* _What needs to be done_
Carry on the biographical passage about Arthur C. Clarke below, starting right after its final sentence.
[Start Document passage]
He co-wrote the screenplay for the 1968 film "2001: A Space Odyssey", one of the most influential films of all time. Clarke was a science writer, an avid populariser of space travel, and a futurist of a distinguished ability. He wrote over a dozen books and many essays for popular magazines. In 1961, he received the Kalinga Prize, a UNESCO award for popularising science. Clarke's science and science-fiction writings earned him the moniker "Prophet of the Space Age". His science-fiction writings in particular earned him a number of Hugo and Nebula awards, which along with a large readership, made him one of the towering figures of the genre. For many years Clarke, Robert Heinlein, and Isaac Asimov were known as the "Big Three" of science fiction.

Clarke was a lifelong proponent of space travel. In 1934, while still a teenager, he joined the British Interplanetary Society. In 1945, he proposed a satellite communication system using geostationary orbits. He was the chairman of the British Interplanetary Society from 1946–1947 and again in 1951–1953.

Clarke emigrated from England to Ceylon (now Sri Lanka) in 1956, to pursue his interest in scuba diving. That year, he discovered the underwater ruins of the ancient Koneswaram temple in Trincomalee. Clarke augmented his popularity in the 1980s, as the host of television shows such as Arthur C. Clarke's Mysterious World. He lived in Sri Lanka until his death.
[End Document passage]
[Start Given data]
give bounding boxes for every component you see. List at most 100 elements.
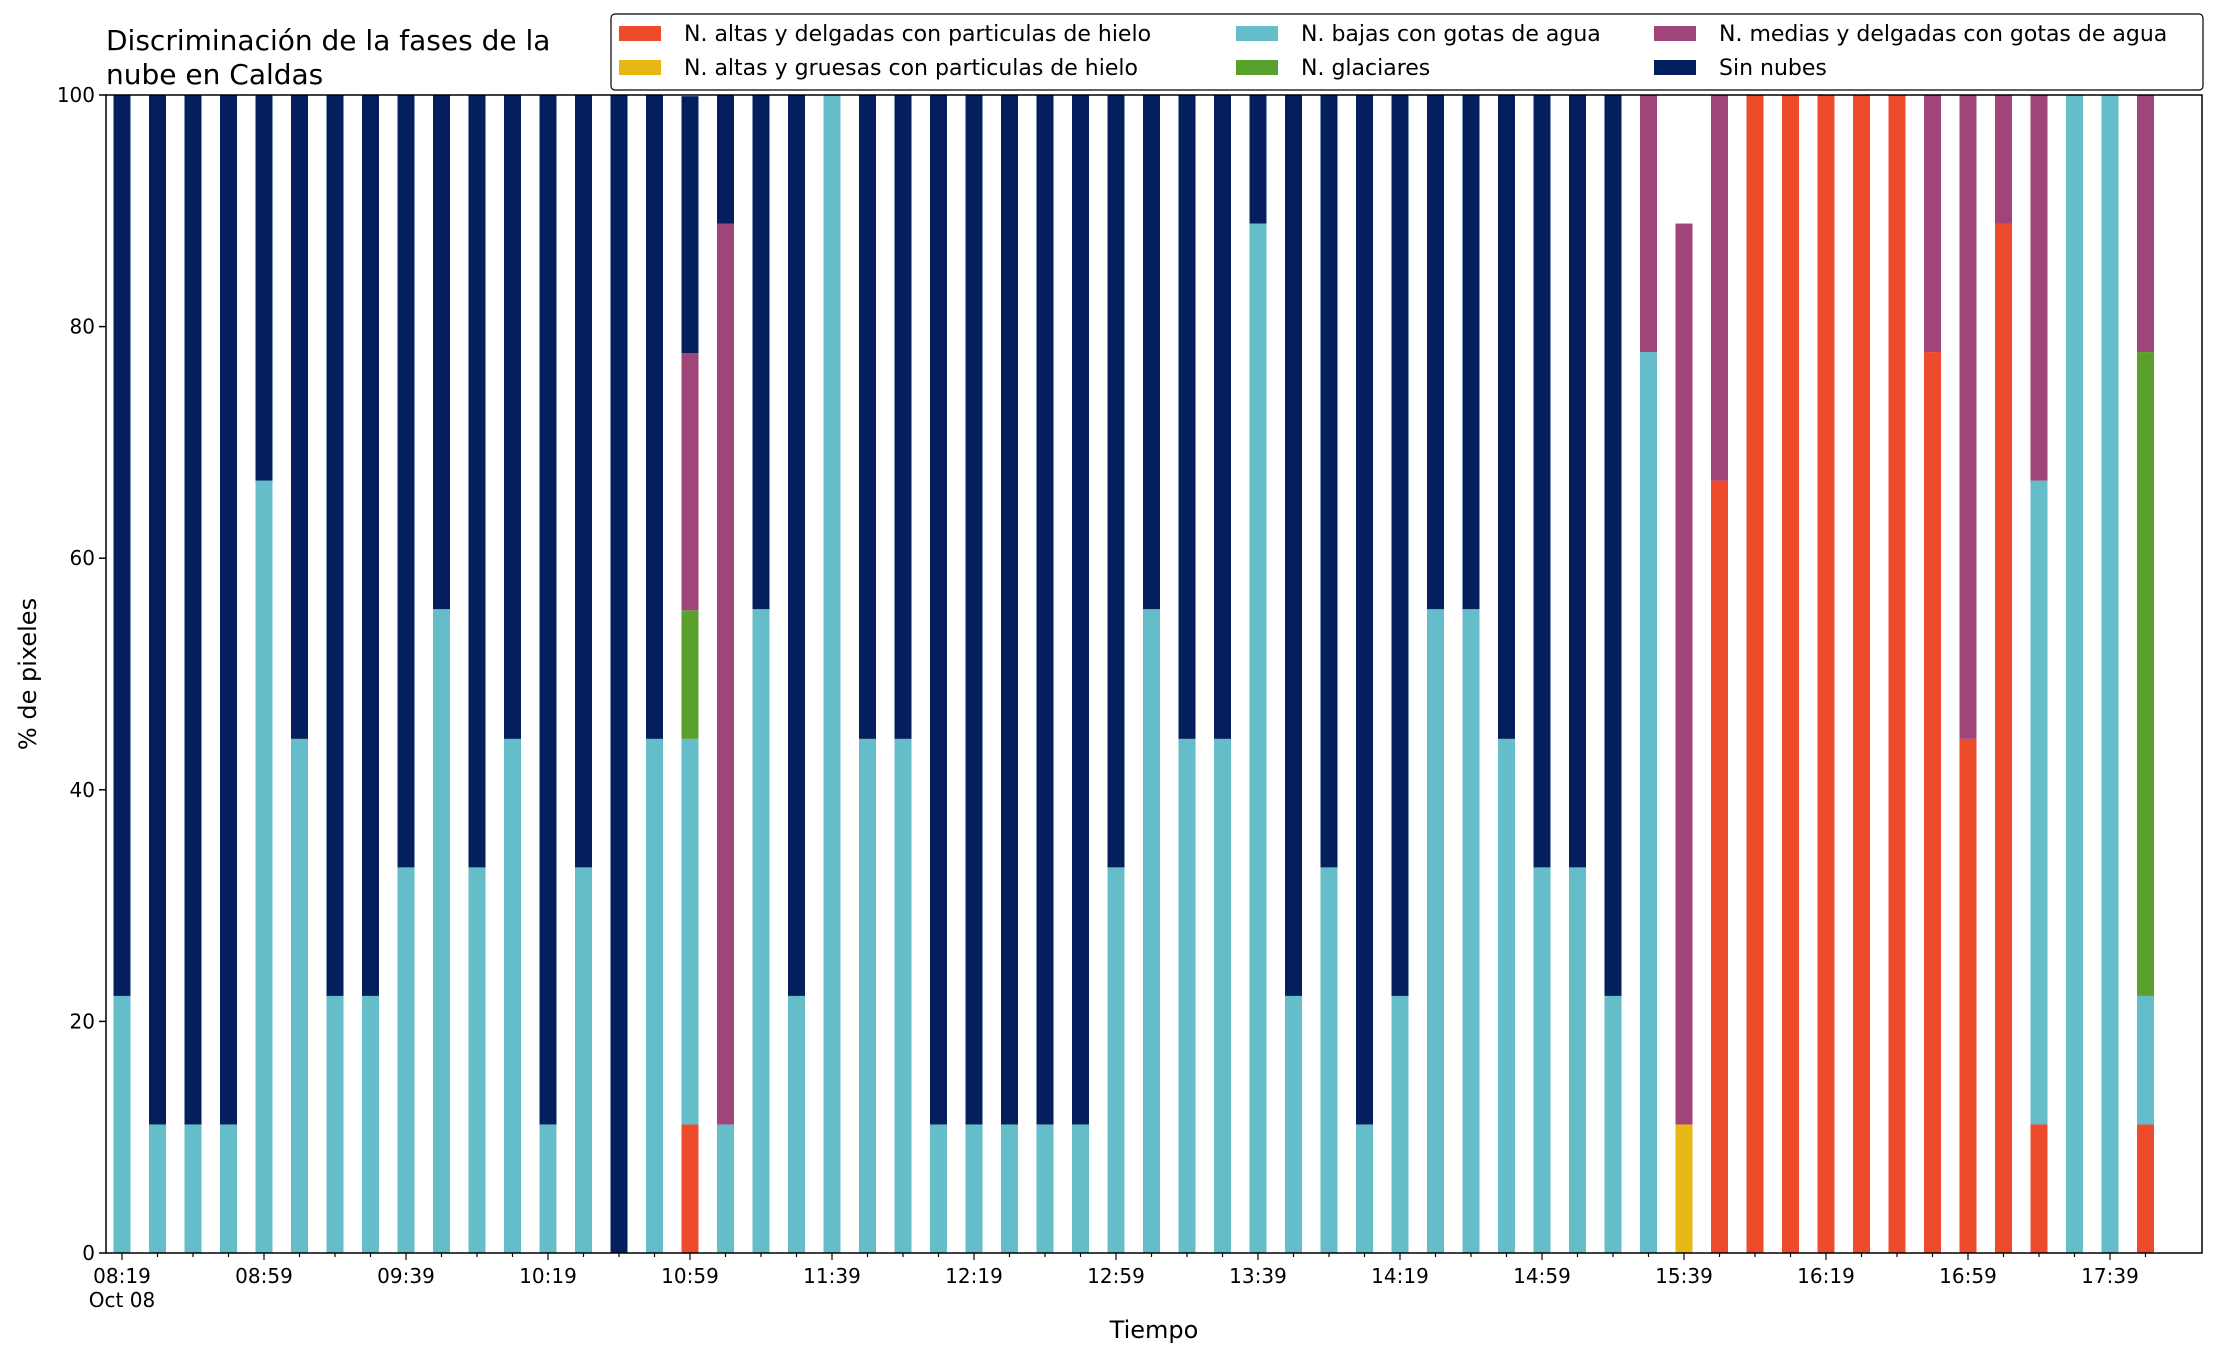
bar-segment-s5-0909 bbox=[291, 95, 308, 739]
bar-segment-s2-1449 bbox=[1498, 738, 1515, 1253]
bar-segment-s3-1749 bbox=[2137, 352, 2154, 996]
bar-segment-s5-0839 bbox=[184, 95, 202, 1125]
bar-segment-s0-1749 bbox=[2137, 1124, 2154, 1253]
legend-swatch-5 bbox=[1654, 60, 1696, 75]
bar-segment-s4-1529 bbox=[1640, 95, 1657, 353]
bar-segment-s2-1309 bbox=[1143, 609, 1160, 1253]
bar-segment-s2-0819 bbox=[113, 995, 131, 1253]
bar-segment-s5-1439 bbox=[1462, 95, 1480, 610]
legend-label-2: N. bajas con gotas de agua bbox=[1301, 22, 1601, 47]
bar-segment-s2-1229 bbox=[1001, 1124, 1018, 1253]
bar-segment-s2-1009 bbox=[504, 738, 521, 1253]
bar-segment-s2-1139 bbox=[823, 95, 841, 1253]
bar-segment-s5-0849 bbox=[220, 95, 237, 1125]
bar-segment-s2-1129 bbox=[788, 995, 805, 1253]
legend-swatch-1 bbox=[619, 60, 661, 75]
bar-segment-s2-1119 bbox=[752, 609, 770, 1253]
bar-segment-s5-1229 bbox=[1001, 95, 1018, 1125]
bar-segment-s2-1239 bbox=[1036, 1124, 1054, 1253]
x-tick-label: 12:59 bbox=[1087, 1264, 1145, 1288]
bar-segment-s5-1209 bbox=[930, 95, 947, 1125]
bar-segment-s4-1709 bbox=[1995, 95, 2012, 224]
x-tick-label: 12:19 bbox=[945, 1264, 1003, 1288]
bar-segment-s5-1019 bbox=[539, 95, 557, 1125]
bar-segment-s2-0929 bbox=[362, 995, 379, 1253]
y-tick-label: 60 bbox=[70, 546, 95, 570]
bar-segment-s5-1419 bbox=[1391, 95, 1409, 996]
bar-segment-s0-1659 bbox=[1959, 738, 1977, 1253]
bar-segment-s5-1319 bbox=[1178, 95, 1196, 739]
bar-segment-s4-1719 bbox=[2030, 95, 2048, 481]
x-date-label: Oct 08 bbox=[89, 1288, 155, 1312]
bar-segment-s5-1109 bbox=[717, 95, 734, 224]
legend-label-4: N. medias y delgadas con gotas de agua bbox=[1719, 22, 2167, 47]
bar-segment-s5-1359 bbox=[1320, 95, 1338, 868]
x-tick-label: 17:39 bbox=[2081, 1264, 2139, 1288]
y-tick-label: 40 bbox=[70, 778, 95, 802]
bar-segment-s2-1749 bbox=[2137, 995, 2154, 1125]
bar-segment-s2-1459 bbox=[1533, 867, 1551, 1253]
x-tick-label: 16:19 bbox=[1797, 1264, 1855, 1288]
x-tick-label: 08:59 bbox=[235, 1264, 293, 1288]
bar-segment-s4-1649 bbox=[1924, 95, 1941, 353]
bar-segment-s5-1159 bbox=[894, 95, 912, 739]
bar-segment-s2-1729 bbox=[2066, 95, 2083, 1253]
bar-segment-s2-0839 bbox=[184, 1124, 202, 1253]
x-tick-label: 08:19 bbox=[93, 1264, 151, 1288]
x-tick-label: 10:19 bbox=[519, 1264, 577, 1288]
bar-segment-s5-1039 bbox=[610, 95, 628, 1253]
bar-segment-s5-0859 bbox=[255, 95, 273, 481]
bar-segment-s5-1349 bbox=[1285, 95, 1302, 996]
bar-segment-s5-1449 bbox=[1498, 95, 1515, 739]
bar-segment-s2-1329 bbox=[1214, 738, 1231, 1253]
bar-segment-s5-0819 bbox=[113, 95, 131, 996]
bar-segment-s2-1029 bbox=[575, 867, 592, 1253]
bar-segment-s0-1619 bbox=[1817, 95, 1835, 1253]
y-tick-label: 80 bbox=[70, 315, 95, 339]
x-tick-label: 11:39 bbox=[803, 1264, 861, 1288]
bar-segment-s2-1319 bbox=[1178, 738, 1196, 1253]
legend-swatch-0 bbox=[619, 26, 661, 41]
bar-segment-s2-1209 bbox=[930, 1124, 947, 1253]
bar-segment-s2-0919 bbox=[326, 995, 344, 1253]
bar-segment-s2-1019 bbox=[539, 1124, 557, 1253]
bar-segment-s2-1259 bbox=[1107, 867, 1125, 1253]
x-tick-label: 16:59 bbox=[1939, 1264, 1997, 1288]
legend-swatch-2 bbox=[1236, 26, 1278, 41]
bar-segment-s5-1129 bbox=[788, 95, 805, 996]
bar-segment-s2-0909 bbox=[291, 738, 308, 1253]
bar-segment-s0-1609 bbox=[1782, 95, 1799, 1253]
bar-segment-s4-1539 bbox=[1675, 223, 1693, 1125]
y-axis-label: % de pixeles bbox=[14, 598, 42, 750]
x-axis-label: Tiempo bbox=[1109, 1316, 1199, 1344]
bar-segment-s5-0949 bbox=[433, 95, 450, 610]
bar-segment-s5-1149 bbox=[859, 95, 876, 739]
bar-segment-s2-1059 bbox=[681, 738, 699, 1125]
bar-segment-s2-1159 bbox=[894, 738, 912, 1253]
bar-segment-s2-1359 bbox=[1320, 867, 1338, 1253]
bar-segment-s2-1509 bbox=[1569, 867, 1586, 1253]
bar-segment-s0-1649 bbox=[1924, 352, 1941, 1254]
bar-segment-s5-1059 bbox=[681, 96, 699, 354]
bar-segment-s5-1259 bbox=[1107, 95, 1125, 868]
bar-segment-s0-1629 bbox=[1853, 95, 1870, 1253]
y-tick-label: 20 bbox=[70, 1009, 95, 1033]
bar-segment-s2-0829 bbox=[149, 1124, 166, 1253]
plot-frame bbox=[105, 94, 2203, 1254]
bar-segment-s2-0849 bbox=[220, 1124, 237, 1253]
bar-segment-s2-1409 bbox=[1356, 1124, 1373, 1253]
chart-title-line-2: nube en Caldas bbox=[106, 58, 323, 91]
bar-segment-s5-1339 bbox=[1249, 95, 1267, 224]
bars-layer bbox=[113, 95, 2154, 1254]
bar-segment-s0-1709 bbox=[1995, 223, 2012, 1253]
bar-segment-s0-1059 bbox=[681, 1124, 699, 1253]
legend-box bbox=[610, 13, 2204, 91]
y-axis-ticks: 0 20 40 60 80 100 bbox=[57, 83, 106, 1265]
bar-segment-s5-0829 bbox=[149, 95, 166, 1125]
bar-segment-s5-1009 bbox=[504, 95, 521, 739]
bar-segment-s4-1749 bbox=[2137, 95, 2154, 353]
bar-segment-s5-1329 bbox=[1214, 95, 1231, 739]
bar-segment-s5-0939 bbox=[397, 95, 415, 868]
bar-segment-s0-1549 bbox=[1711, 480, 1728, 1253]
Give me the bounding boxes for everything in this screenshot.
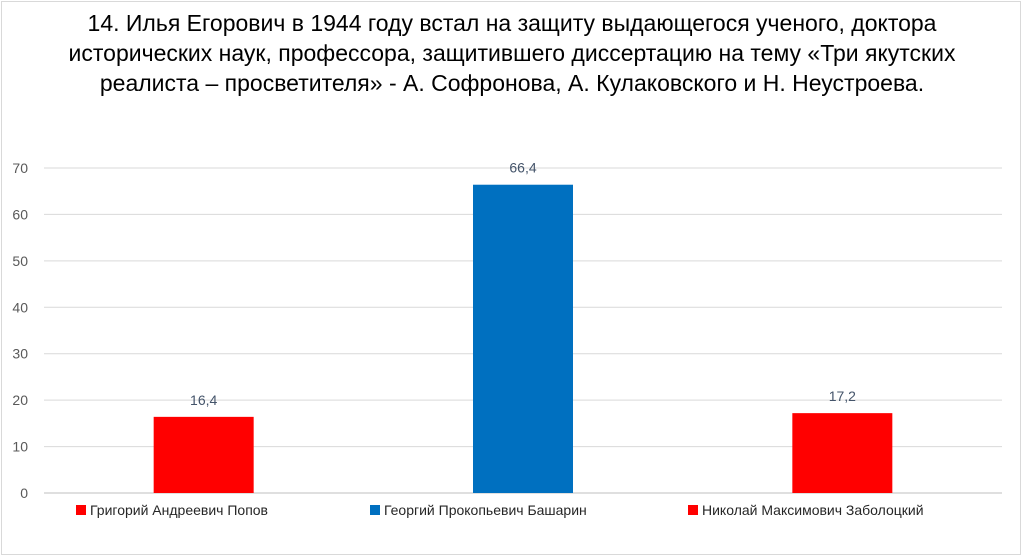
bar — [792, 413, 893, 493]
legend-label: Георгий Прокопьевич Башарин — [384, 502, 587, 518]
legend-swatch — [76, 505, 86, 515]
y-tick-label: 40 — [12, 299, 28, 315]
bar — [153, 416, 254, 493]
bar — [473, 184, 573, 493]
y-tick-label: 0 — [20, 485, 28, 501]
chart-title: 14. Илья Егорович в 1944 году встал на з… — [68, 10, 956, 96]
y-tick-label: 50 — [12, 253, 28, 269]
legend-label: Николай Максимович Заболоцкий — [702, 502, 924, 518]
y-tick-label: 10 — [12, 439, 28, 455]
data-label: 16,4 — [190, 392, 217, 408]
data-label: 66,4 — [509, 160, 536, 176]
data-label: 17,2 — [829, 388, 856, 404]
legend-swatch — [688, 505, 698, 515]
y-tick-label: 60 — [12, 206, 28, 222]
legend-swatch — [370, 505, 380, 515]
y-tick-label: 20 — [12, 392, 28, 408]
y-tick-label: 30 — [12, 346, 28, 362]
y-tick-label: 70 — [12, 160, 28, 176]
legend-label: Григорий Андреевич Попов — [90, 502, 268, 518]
[End Given data]
* _Output for this task_
Clarke was appointed Commander of the Order of the British Empire (CBE) in 1989 "for services to British cultural interests in Sri Lanka". He was knighted in 1998 and was awarded Sri Lanka's highest civil honour, Sri Lankabhimanya, in 2005.

Biography

World War II

During the Second World War from 1941 to 1946, he served in the Royal Air Force as a radar specialist and was involved in the early-warning radar defense system, which contributed to the RAF's success during the Battle of Britain. Clarke spent most of his wartime service working on ground-controlled approach (GCA) radar, as documented in the semiautobiographical "Glide Path", his only nonscience-fiction novel. Although GCA did not see much practical use during the war, it proved vital to the Berlin Airlift of 1948–1949 after several years of development. Clarke initially served in the ranks, and was a corporal instructor on radar at No. 2 Radio School, RAF Yatesbury in Wiltshire. He was commissioned as a pilot officer (technical branch) on 27 May 1943. He was promoted flying officer on 27 November 1943. He was appointed chief training instructor at RAF Honiley in Warwickshire and was demobilised with the rank of flight lieutenant.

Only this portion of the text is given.